## Written exercise
Report all lines from the entries below in which "name" appears.

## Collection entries
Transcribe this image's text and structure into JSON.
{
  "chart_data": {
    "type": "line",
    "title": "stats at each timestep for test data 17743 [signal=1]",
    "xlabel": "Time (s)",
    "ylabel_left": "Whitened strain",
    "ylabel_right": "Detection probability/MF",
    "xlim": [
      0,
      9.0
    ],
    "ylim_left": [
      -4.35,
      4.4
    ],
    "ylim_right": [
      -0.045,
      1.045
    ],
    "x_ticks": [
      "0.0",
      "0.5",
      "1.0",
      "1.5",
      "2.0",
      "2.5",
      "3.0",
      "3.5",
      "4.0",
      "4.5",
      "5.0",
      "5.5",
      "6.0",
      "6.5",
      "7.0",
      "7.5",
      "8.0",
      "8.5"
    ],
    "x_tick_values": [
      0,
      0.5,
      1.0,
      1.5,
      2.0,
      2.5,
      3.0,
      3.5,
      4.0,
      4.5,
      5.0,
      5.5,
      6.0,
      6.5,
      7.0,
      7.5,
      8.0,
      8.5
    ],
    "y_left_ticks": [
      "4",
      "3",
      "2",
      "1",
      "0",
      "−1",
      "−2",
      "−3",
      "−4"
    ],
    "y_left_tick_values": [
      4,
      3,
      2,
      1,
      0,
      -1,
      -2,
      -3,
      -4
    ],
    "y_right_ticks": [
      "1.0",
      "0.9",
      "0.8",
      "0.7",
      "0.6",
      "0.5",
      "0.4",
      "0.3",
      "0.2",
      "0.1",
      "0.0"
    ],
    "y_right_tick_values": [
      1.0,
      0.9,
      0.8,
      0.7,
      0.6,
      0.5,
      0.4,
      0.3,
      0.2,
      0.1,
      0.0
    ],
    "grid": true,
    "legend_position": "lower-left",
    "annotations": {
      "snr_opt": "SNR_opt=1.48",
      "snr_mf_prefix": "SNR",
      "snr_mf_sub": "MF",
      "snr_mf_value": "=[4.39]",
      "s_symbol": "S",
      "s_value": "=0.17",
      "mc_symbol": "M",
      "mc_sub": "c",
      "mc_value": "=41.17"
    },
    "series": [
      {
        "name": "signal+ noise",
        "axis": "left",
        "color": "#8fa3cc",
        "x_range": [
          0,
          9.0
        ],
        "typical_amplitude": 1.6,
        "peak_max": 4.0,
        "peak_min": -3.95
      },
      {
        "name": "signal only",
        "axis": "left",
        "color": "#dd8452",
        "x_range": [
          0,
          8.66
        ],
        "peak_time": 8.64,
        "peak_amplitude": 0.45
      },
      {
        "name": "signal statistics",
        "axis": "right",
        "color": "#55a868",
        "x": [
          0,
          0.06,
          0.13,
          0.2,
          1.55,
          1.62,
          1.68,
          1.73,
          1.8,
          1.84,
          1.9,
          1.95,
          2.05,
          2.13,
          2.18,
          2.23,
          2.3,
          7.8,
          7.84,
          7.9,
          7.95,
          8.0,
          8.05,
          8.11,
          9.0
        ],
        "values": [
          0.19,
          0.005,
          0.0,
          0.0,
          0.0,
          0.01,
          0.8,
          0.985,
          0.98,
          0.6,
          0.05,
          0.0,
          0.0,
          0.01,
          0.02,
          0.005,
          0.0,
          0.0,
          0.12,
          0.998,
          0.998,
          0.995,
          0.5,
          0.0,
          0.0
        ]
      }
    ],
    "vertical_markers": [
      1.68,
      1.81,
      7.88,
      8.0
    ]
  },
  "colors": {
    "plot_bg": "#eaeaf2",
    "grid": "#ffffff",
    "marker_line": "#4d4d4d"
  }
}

## The completed task
        "name": "signal+ noise",
        "name": "signal only",
        "name": "signal statistics",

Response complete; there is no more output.